--- Your task ---
Please list all lines of the material below in which the string "object" occurs.

==========

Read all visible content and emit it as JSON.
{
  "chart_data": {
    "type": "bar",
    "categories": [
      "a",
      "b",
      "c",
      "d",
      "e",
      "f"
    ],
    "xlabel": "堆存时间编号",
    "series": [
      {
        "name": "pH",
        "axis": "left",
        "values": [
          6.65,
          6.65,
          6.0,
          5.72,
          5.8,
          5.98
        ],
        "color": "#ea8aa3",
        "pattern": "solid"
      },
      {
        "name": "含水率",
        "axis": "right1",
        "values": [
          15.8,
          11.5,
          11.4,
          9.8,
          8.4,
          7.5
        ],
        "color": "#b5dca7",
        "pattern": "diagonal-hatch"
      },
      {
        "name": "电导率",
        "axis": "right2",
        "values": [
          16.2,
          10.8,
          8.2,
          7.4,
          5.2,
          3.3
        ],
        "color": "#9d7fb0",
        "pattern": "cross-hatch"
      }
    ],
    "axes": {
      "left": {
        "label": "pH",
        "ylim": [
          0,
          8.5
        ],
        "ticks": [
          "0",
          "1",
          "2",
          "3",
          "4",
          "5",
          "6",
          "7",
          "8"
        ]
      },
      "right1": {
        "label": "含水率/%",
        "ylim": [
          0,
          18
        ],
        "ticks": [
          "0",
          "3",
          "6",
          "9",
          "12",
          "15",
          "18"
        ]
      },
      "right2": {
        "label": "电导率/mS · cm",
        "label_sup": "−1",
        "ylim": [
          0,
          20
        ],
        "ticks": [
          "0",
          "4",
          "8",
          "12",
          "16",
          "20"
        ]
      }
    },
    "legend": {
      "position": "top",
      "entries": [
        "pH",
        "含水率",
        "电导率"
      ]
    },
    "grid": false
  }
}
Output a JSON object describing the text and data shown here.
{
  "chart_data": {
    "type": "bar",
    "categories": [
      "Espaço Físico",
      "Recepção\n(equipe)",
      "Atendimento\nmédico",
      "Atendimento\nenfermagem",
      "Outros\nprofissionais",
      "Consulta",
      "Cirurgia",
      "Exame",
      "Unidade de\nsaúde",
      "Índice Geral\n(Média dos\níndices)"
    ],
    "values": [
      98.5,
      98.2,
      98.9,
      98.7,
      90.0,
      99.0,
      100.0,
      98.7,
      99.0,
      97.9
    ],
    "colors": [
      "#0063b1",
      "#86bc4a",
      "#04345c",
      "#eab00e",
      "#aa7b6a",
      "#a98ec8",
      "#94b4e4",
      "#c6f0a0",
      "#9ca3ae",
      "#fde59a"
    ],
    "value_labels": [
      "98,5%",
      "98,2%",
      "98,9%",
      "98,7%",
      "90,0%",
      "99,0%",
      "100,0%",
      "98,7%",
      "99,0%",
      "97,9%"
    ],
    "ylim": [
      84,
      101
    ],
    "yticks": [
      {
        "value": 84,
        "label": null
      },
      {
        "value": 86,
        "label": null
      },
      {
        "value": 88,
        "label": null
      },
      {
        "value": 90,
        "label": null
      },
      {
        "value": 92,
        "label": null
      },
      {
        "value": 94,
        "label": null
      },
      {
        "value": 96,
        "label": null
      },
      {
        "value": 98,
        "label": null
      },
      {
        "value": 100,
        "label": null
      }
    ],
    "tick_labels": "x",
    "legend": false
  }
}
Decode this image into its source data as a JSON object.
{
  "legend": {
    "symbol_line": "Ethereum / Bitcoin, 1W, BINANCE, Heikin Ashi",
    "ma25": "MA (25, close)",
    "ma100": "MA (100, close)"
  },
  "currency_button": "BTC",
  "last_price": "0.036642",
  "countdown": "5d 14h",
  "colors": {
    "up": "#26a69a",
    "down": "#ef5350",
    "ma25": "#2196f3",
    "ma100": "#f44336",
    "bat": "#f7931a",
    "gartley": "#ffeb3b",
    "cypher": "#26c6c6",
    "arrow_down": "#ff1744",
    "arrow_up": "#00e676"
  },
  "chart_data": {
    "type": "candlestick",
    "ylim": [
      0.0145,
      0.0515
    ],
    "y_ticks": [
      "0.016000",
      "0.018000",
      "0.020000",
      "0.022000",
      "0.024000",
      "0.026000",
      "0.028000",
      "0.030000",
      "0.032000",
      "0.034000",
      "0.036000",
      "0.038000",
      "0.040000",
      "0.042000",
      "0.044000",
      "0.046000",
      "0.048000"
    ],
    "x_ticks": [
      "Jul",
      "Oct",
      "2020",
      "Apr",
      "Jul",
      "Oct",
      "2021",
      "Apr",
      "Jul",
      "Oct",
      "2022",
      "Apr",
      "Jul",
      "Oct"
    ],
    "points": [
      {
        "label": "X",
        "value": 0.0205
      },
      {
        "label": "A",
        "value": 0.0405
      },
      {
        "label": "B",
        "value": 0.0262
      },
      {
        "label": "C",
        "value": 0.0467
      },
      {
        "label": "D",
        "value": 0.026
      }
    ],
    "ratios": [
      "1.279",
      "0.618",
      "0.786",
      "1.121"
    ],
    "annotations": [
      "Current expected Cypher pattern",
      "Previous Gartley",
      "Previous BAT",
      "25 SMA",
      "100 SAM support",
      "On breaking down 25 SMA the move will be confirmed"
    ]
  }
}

==========

--- The response ---
Output a JSON object describing the text and data shown here.
Decode this image into its source data as a JSON object.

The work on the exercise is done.